__Exercise description__: Repeat each line word for word.
## begin Data provided
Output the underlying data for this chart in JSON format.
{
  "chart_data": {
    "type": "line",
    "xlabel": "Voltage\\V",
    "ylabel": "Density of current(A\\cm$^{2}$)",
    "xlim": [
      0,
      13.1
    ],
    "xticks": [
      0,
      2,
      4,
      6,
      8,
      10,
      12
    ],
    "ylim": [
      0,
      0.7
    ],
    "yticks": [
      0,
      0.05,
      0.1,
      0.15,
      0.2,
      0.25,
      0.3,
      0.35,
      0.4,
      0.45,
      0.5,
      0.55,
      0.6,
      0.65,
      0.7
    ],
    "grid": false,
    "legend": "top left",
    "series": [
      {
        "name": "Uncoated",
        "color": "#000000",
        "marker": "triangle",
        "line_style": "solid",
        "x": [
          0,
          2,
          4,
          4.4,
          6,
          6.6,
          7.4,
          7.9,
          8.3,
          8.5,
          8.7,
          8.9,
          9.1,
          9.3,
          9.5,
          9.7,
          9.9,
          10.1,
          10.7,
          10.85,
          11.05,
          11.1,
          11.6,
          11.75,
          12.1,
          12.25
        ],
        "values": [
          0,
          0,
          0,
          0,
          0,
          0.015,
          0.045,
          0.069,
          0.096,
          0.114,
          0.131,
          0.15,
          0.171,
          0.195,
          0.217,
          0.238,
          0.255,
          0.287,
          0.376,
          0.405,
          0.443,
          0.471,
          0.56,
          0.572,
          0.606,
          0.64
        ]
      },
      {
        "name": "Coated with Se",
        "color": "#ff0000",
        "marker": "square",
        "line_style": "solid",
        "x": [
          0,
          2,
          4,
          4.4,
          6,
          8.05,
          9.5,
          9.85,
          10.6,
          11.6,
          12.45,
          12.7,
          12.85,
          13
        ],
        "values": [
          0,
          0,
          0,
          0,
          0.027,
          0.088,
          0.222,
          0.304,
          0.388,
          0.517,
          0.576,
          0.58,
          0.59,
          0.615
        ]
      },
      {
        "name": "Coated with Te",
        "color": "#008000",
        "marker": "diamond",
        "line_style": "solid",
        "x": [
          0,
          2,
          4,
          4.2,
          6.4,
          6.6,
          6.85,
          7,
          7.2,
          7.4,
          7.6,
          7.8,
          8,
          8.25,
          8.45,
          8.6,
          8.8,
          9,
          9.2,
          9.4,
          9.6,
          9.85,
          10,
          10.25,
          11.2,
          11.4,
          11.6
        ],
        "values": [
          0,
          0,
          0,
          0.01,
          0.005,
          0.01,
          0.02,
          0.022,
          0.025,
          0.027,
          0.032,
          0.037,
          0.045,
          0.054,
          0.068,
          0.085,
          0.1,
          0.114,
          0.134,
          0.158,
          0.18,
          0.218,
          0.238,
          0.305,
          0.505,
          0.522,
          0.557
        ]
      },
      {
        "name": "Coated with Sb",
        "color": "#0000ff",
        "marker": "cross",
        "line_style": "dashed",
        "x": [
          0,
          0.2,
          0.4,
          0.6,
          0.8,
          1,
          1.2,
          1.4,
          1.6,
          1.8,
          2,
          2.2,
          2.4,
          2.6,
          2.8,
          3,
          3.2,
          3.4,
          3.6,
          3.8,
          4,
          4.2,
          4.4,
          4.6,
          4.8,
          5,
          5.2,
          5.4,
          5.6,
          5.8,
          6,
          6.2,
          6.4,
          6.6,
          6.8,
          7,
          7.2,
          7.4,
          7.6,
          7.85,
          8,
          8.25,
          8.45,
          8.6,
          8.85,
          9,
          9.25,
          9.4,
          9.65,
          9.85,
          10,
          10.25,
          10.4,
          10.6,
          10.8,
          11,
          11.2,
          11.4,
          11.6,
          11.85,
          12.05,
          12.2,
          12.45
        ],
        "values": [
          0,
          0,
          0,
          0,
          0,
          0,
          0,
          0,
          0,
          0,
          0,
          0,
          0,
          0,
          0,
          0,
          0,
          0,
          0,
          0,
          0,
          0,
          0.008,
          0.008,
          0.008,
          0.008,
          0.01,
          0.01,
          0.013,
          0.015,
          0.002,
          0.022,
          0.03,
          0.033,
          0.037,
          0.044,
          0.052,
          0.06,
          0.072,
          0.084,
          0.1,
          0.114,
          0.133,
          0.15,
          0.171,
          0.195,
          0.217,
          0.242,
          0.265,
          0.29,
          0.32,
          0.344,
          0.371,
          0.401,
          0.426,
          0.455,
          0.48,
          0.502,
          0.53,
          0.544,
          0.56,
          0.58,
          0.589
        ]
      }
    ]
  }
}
## end Data provided
__Finished answer__:
Output the underlying data for this chart in JSON format.
{
  "chart_data": {
    "type": "line",
    "xlabel": "Voltage\\V",
    "ylabel": "Density of current(A\\cm$^{2}$)",
    "xlim": [
      0,
      13.1
    ],
    "xticks": [
      0,
      2,
      4,
      6,
      8,
      10,
      12
    ],
    "ylim": [
      0,
      0.7
    ],
    "yticks": [
      0,
      0.05,
      0.1,
      0.15,
      0.2,
      0.25,
      0.3,
      0.35,
      0.4,
      0.45,
      0.5,
      0.55,
      0.6,
      0.65,
      0.7
    ],
    "grid": false,
    "legend": "top left",
    "series": [
      {
        "name": "Uncoated",
        "color": "#000000",
        "marker": "triangle",
        "line_style": "solid",
        "x": [
          0,
          2,
          4,
          4.4,
          6,
          6.6,
          7.4,
          7.9,
          8.3,
          8.5,
          8.7,
          8.9,
          9.1,
          9.3,
          9.5,
          9.7,
          9.9,
          10.1,
          10.7,
          10.85,
          11.05,
          11.1,
          11.6,
          11.75,
          12.1,
          12.25
        ],
        "values": [
          0,
          0,
          0,
          0,
          0,
          0.015,
          0.045,
          0.069,
          0.096,
          0.114,
          0.131,
          0.15,
          0.171,
          0.195,
          0.217,
          0.238,
          0.255,
          0.287,
          0.376,
          0.405,
          0.443,
          0.471,
          0.56,
          0.572,
          0.606,
          0.64
        ]
      },
      {
        "name": "Coated with Se",
        "color": "#ff0000",
        "marker": "square",
        "line_style": "solid",
        "x": [
          0,
          2,
          4,
          4.4,
          6,
          8.05,
          9.5,
          9.85,
          10.6,
          11.6,
          12.45,
          12.7,
          12.85,
          13
        ],
        "values": [
          0,
          0,
          0,
          0,
          0.027,
          0.088,
          0.222,
          0.304,
          0.388,
          0.517,
          0.576,
          0.58,
          0.59,
          0.615
        ]
      },
      {
        "name": "Coated with Te",
        "color": "#008000",
        "marker": "diamond",
        "line_style": "solid",
        "x": [
          0,
          2,
          4,
          4.2,
          6.4,
          6.6,
          6.85,
          7,
          7.2,
          7.4,
          7.6,
          7.8,
          8,
          8.25,
          8.45,
          8.6,
          8.8,
          9,
          9.2,
          9.4,
          9.6,
          9.85,
          10,
          10.25,
          11.2,
          11.4,
          11.6
        ],
        "values": [
          0,
          0,
          0,
          0.01,
          0.005,
          0.01,
          0.02,
          0.022,
          0.025,
          0.027,
          0.032,
          0.037,
          0.045,
          0.054,
          0.068,
          0.085,
          0.1,
          0.114,
          0.134,
          0.158,
          0.18,
          0.218,
          0.238,
          0.305,
          0.505,
          0.522,
          0.557
        ]
      },
      {
        "name": "Coated with Sb",
        "color": "#0000ff",
        "marker": "cross",
        "line_style": "dashed",
        "x": [
          0,
          0.2,
          0.4,
          0.6,
          0.8,
          1,
          1.2,
          1.4,
          1.6,
          1.8,
          2,
          2.2,
          2.4,
          2.6,
          2.8,
          3,
          3.2,
          3.4,
          3.6,
          3.8,
          4,
          4.2,
          4.4,
          4.6,
          4.8,
          5,
          5.2,
          5.4,
          5.6,
          5.8,
          6,
          6.2,
          6.4,
          6.6,
          6.8,
          7,
          7.2,
          7.4,
          7.6,
          7.85,
          8,
          8.25,
          8.45,
          8.6,
          8.85,
          9,
          9.25,
          9.4,
          9.65,
          9.85,
          10,
          10.25,
          10.4,
          10.6,
          10.8,
          11,
          11.2,
          11.4,
          11.6,
          11.85,
          12.05,
          12.2,
          12.45
        ],
        "values": [
          0,
          0,
          0,
          0,
          0,
          0,
          0,
          0,
          0,
          0,
          0,
          0,
          0,
          0,
          0,
          0,
          0,
          0,
          0,
          0,
          0,
          0,
          0.008,
          0.008,
          0.008,
          0.008,
          0.01,
          0.01,
          0.013,
          0.015,
          0.002,
          0.022,
          0.03,
          0.033,
          0.037,
          0.044,
          0.052,
          0.06,
          0.072,
          0.084,
          0.1,
          0.114,
          0.133,
          0.15,
          0.171,
          0.195,
          0.217,
          0.242,
          0.265,
          0.29,
          0.32,
          0.344,
          0.371,
          0.401,
          0.426,
          0.455,
          0.48,
          0.502,
          0.53,
          0.544,
          0.56,
          0.58,
          0.589
        ]
      }
    ]
  }
}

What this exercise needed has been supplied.